* _Exercise requirements_: Copy the records below word for word, from the line with "sidebar-items: ▲ Campaigns" to the line with "chevron-right-icon: › [227,101,253,117]", and nothing else.

* _Material for this task_:
[Start]

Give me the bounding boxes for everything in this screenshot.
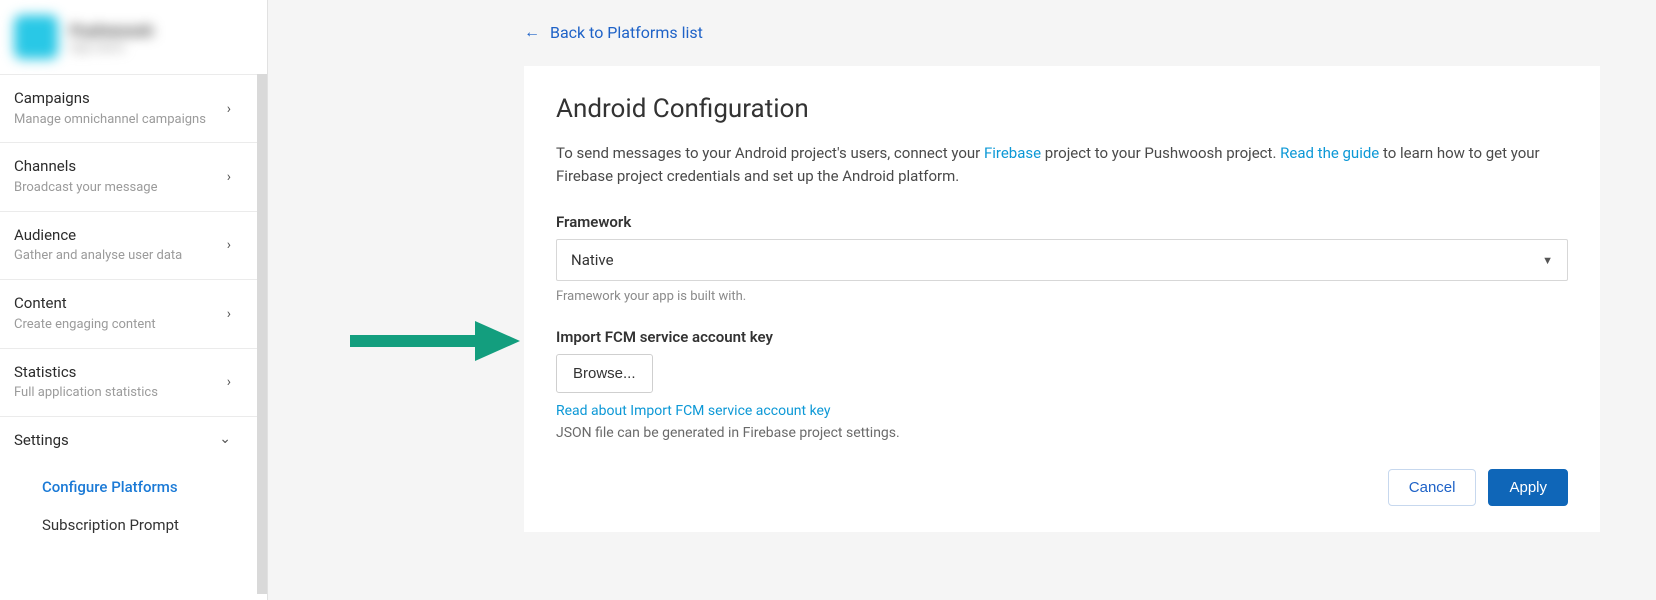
sidebar-items: ▲ Campaigns Manage omnichannel campaigns… [0,74,267,558]
apply-button[interactable]: Apply [1488,469,1568,506]
desc-text: project to your Pushwoosh project. [1041,144,1280,162]
app-icon [14,15,58,59]
sidebar-item-label: Content [14,294,156,314]
sidebar-item-audience[interactable]: Audience Gather and analyse user data › [0,212,267,280]
sidebar-item-subtitle: Full application statistics [14,385,158,402]
sidebar-item-content[interactable]: Content Create engaging content › [0,280,267,348]
sidebar-item-statistics[interactable]: Statistics Full application statistics › [0,349,267,417]
main-content: ← Back to Platforms list Android Configu… [268,0,1656,600]
sidebar-item-settings[interactable]: Settings ⌄ [0,417,267,465]
framework-select[interactable]: Native ▼ [556,239,1568,281]
fcm-helper: JSON file can be generated in Firebase p… [556,425,1568,441]
arrow-left-icon: ← [524,22,540,42]
chevron-right-icon: › [227,237,253,253]
sidebar-subitems: Configure Platforms Subscription Prompt [0,464,267,558]
chevron-right-icon: › [227,374,253,390]
chevron-right-icon: › [227,101,253,117]
firebase-link[interactable]: Firebase [984,144,1041,162]
framework-field: Framework Native ▼ Framework your app is… [556,213,1568,304]
sidebar-item-subtitle: Broadcast your message [14,180,158,197]
cancel-button[interactable]: Cancel [1388,469,1477,506]
chevron-right-icon: › [227,306,253,322]
desc-text: To send messages to your Android project… [556,144,984,162]
fcm-read-link[interactable]: Read about Import FCM service account ke… [556,403,830,419]
sidebar-item-label: Audience [14,226,182,246]
app-name-block: Pushwoosh App name [70,21,153,54]
read-guide-link[interactable]: Read the guide [1280,144,1379,162]
framework-value: Native [571,251,614,269]
sidebar-scrollbar[interactable] [257,74,267,594]
sidebar-item-label: Campaigns [14,89,206,109]
sidebar-item-subtitle: Manage omnichannel campaigns [14,112,206,129]
back-link-label: Back to Platforms list [550,23,703,42]
chevron-down-icon: ⌄ [219,431,253,447]
fcm-field: Import FCM service account key Browse...… [556,328,1568,441]
sidebar-subitem-label: Configure Platforms [42,478,178,496]
sidebar-item-subtitle: Create engaging content [14,317,156,334]
sidebar-subitem-label: Subscription Prompt [42,516,179,534]
sidebar-item-subtitle: Gather and analyse user data [14,248,182,265]
sidebar-item-label: Channels [14,157,158,177]
sidebar-subitem-configure-platforms[interactable]: Configure Platforms [28,468,267,506]
page-title: Android Configuration [556,94,1568,124]
app-name: Pushwoosh [70,21,153,40]
sidebar-item-campaigns[interactable]: Campaigns Manage omnichannel campaigns › [0,75,267,143]
app-subtitle: App name [70,40,153,54]
sidebar-header: Pushwoosh App name [0,0,267,74]
sidebar: Pushwoosh App name ▲ Campaigns Manage om… [0,0,268,600]
fcm-label: Import FCM service account key [556,328,1568,346]
chevron-right-icon: › [227,169,253,185]
caret-down-icon: ▼ [1542,254,1553,267]
page-description: To send messages to your Android project… [556,142,1568,187]
sidebar-subitem-subscription-prompt[interactable]: Subscription Prompt [28,506,267,544]
framework-helper: Framework your app is built with. [556,289,1568,304]
sidebar-item-channels[interactable]: Channels Broadcast your message › [0,143,267,211]
browse-button[interactable]: Browse... [556,354,653,393]
sidebar-item-label: Settings [14,431,69,451]
framework-label: Framework [556,213,1568,231]
back-link[interactable]: ← Back to Platforms list [324,20,703,66]
sidebar-item-label: Statistics [14,363,158,383]
config-card: Android Configuration To send messages t… [524,66,1600,532]
form-actions: Cancel Apply [556,469,1568,506]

[End]

* _Response_:
sidebar-items: ▲ Campaigns Manage omnichannel campaigns… [0,74,267,558]
apply-button[interactable]: Apply [1488,469,1568,506]
desc-text: project to your Pushwoosh project. [1041,144,1280,162]
app-icon [14,15,58,59]
sidebar-item-label: Content [14,294,156,314]
sidebar-item-audience[interactable]: Audience Gather and analyse user data › [0,212,267,280]
sidebar-item-subtitle: Full application statistics [14,385,158,402]
sidebar-item-content[interactable]: Content Create engaging content › [0,280,267,348]
sidebar-item-statistics[interactable]: Statistics Full application statistics › [0,349,267,417]
main-content: ← Back to Platforms list Android Configu… [268,0,1656,600]
sidebar-item-settings[interactable]: Settings ⌄ [0,417,267,465]
framework-select[interactable]: Native ▼ [556,239,1568,281]
fcm-helper: JSON file can be generated in Firebase p… [556,425,1568,441]
arrow-left-icon: ← [524,22,540,42]
chevron-right-icon: › [227,237,253,253]
sidebar-subitems: Configure Platforms Subscription Prompt [0,464,267,558]
chevron-right-icon: › [227,374,253,390]
chevron-right-icon: › [227,101,253,117]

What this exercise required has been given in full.